- Provided entries
▶

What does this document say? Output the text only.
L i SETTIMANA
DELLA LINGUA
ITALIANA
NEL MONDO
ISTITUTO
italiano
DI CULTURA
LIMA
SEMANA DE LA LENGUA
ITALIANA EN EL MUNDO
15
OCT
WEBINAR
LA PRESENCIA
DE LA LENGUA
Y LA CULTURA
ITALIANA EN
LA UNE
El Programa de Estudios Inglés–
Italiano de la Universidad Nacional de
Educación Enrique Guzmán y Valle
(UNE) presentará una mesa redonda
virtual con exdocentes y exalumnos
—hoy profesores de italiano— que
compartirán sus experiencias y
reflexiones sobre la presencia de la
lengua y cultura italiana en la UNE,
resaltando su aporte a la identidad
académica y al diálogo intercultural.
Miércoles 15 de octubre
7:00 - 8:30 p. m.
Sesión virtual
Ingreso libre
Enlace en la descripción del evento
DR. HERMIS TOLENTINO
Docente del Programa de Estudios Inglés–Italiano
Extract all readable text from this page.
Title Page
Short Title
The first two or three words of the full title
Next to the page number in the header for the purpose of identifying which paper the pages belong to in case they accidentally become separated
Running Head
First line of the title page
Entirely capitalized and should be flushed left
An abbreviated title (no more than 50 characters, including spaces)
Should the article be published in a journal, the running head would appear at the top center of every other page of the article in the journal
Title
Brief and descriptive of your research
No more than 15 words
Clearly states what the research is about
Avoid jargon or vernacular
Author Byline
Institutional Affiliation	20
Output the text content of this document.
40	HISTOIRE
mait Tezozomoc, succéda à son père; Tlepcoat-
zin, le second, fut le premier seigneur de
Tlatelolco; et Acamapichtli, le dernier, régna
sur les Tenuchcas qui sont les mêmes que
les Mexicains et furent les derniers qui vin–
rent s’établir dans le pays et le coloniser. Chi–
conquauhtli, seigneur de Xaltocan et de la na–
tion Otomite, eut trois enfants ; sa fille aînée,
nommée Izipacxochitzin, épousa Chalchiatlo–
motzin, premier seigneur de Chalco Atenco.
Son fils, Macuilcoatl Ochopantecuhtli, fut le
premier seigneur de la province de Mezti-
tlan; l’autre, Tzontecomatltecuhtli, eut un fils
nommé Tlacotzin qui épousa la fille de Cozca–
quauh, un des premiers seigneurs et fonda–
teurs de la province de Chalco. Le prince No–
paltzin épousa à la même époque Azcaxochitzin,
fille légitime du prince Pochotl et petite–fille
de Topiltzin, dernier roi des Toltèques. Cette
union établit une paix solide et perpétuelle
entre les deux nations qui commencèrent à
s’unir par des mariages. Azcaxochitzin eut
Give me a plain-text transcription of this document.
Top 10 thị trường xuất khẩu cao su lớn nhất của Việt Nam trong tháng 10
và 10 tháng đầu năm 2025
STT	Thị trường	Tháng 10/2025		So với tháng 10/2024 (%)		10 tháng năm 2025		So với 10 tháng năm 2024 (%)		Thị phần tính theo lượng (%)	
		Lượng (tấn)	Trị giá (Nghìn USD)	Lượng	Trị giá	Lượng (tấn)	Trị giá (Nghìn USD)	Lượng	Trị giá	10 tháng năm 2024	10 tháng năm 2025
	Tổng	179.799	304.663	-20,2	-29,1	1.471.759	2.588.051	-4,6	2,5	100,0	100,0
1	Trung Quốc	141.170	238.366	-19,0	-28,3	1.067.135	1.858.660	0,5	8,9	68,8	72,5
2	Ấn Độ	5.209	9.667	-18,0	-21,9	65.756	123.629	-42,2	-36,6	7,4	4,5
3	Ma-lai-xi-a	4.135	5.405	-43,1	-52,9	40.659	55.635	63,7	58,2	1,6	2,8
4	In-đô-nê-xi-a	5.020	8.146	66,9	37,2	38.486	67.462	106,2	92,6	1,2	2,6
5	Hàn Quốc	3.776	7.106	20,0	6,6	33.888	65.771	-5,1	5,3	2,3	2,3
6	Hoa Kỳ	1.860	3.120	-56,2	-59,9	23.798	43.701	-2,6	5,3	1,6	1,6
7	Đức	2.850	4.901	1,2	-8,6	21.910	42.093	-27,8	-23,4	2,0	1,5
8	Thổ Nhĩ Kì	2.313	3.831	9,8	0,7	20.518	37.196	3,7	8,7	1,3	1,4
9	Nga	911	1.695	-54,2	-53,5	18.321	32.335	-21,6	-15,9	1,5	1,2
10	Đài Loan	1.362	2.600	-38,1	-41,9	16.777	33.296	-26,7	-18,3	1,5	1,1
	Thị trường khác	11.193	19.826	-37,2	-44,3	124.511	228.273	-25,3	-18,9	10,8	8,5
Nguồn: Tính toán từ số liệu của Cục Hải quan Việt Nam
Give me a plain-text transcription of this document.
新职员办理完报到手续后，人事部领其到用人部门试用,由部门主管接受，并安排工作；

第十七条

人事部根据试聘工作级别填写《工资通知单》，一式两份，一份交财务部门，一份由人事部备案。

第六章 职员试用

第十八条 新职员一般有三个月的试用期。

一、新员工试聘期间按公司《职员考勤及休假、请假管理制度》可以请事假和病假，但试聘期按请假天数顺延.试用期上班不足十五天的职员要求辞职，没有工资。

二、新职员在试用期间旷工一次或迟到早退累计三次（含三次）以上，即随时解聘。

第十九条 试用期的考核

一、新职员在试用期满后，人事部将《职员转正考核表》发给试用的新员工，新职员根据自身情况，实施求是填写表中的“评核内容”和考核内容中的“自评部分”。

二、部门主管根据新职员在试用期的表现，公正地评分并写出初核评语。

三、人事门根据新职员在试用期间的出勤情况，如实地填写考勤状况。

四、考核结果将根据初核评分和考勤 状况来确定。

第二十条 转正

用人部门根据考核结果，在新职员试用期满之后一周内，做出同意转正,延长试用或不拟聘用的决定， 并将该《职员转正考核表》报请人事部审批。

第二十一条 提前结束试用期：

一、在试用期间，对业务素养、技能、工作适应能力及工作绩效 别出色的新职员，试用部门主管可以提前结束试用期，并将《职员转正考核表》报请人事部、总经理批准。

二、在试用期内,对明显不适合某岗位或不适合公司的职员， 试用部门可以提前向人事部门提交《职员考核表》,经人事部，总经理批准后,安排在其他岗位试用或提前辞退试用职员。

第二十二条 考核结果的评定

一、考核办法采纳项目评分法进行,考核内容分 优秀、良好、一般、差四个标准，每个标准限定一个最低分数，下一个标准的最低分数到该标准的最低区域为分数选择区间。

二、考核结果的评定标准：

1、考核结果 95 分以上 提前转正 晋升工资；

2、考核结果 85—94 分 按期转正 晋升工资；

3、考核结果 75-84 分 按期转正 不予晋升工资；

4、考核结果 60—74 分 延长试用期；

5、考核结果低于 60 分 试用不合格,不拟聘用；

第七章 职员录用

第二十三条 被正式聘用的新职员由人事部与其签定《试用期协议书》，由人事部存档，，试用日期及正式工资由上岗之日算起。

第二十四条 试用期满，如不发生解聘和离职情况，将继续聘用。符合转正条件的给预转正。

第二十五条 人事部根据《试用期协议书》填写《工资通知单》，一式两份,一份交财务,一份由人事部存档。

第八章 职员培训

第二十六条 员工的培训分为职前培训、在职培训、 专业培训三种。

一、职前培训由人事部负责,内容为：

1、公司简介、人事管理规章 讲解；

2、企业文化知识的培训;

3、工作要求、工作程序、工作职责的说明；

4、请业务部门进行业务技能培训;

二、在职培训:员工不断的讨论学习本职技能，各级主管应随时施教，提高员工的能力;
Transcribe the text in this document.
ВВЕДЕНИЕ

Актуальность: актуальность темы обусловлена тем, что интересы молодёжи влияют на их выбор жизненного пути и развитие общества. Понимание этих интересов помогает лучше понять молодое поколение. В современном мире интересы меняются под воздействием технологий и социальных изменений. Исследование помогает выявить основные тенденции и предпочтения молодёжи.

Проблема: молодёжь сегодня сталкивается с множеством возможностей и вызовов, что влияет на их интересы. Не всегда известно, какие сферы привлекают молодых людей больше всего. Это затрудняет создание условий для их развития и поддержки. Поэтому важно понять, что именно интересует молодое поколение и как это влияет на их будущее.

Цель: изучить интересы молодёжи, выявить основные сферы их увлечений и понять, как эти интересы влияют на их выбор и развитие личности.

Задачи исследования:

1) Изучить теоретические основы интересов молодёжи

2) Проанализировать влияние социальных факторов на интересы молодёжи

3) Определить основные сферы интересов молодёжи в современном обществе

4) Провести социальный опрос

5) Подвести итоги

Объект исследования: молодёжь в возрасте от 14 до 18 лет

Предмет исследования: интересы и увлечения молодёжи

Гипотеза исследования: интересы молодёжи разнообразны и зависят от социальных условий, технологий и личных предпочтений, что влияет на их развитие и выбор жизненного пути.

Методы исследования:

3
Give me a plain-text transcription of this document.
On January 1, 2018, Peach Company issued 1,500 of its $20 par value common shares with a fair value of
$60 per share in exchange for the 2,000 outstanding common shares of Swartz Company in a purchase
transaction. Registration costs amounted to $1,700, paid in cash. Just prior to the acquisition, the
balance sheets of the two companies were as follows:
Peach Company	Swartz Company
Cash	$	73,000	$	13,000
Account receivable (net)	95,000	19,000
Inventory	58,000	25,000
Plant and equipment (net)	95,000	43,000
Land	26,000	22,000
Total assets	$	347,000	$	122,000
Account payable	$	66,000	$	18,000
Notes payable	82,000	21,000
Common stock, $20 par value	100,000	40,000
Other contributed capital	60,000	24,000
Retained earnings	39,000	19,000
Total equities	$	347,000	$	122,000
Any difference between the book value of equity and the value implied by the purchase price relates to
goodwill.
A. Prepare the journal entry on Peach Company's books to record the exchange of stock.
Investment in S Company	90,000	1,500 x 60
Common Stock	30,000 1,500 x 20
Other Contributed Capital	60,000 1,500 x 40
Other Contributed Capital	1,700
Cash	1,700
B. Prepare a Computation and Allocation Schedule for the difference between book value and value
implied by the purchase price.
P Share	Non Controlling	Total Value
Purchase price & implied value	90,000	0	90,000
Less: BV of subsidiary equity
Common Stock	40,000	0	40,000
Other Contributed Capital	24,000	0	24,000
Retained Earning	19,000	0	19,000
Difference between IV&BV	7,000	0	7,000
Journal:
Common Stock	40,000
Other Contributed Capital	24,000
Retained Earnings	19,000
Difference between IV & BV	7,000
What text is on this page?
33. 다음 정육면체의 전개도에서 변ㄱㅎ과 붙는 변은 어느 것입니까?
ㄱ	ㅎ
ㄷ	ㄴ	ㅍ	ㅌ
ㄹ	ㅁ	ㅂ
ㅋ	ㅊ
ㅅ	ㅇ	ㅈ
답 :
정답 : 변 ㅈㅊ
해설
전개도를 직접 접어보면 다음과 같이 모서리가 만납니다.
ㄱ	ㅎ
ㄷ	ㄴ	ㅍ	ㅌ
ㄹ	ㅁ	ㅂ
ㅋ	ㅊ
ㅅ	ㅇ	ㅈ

◀

- What is asked
Please list every line of the records that contains "Total".

- Answer below
Total assets	$	347,000	$	122,000
Total equities	$	347,000	$	122,000
P Share	Non Controlling	Total Value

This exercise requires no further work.